┌─ TEXTO DE LEITURA

E é com este raro consenso que a nossa imersão no mundo do software livre acabou. Uma última palavra: em quase todas as intervenções, ao longo do dia, frisou-se a importância das relações humanas, do encontro físico, do inter-conhecimento, das cumplicidades, da virtude das conversas, quebrando o estereótipo do geek fechado no seu quarto e afirmando o software livre como uma das peças para a construção de uma sociedade do convívio que podemos e desejamos.

└─

O QUE SE PEDE
Transcreva do texto sobre software livre o trecho que começa nas palavras que contêm "E é com este" e termina em "podemos e desejamos.". As entradas que se seguem são material independente do texto.

┌─ DADOS REGISTADOS

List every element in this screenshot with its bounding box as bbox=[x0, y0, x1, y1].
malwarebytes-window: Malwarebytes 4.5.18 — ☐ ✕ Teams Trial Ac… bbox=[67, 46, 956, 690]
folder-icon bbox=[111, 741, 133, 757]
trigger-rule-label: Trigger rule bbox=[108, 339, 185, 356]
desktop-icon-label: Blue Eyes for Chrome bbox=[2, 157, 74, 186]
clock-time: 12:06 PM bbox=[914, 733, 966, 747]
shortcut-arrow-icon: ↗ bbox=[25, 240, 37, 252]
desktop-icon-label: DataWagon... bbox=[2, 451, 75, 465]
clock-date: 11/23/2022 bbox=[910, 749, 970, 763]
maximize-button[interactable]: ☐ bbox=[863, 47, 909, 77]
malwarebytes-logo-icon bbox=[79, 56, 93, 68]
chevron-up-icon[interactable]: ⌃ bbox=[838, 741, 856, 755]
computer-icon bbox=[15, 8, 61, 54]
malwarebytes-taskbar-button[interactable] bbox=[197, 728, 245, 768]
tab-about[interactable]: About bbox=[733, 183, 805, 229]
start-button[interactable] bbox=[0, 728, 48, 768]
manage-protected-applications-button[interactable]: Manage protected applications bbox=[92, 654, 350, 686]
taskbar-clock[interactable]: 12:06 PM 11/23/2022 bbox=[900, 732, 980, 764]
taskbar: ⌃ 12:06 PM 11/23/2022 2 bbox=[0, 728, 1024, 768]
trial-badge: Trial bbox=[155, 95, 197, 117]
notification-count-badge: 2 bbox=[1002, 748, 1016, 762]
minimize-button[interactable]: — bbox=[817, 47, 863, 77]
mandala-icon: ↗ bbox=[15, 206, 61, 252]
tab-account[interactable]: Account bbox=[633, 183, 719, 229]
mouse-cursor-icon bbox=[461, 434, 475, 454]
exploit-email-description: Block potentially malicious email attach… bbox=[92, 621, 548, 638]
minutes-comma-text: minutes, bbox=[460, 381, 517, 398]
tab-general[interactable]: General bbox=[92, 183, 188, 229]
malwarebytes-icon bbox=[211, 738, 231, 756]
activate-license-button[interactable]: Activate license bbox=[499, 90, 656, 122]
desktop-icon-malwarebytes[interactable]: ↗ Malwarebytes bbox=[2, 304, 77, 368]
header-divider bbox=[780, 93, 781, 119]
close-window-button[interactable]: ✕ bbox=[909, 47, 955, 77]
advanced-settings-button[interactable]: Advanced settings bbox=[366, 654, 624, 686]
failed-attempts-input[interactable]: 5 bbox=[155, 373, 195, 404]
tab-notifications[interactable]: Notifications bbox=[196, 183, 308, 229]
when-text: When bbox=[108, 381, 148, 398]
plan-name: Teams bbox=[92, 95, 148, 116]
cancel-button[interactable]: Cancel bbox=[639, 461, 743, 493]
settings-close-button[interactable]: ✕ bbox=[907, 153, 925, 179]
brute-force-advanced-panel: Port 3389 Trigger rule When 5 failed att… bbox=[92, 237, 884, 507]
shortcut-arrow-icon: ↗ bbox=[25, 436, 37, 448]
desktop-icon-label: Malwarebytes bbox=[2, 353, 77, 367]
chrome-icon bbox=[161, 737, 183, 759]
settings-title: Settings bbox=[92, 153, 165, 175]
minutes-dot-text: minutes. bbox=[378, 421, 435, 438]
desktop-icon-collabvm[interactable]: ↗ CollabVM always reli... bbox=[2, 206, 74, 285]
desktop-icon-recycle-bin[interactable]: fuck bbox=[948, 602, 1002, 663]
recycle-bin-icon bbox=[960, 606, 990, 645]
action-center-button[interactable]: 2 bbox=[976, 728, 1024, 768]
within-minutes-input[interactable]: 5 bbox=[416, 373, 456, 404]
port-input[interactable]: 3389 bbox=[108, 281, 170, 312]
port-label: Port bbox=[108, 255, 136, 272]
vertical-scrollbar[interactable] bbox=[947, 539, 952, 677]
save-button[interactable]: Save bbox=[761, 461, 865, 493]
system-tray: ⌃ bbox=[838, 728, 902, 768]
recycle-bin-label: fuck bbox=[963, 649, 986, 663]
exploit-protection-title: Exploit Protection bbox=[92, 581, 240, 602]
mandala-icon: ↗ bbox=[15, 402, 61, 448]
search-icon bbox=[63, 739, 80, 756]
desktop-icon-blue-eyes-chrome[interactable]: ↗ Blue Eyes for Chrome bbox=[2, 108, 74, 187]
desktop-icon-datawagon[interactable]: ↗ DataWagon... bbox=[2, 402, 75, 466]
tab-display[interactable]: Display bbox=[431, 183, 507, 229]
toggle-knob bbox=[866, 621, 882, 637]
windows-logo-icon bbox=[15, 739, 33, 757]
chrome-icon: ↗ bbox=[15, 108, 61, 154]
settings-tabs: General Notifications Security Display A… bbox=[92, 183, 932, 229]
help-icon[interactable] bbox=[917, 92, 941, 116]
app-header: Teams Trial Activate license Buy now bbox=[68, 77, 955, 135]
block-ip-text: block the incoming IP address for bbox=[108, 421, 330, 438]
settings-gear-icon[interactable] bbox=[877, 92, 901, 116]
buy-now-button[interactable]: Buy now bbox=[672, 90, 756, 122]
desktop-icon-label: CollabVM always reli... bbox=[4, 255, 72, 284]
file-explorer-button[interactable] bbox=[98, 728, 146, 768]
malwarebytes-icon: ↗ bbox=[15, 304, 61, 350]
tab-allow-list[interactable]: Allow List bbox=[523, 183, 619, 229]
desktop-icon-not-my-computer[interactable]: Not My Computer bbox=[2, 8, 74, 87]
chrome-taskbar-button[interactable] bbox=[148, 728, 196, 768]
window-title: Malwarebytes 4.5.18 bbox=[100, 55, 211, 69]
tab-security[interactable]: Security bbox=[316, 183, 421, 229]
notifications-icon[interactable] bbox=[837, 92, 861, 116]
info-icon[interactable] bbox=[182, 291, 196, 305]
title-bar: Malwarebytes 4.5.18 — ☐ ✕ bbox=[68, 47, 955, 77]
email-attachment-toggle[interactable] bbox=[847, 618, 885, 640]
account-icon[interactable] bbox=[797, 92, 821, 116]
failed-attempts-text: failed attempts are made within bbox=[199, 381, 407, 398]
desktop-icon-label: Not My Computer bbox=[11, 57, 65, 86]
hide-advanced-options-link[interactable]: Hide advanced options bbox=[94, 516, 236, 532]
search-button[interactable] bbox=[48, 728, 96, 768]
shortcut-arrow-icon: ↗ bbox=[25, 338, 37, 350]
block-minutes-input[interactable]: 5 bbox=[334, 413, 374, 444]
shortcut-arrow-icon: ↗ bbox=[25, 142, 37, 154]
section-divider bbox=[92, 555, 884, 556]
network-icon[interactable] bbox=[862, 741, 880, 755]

└─

TAREFA CONCLUÍDA
E é com este raro consenso que a nossa imersão no mundo do software livre acabou. Uma última palavra: em quase todas as intervenções, ao longo do dia, frisou-se a importância das relações humanas, do encontro físico, do inter-conhecimento, das cumplicidades, da virtude das conversas, quebrando o estereótipo do geek fechado no seu quarto e afirmando o software livre como uma das peças para a construção de uma sociedade do convívio que podemos e desejamos.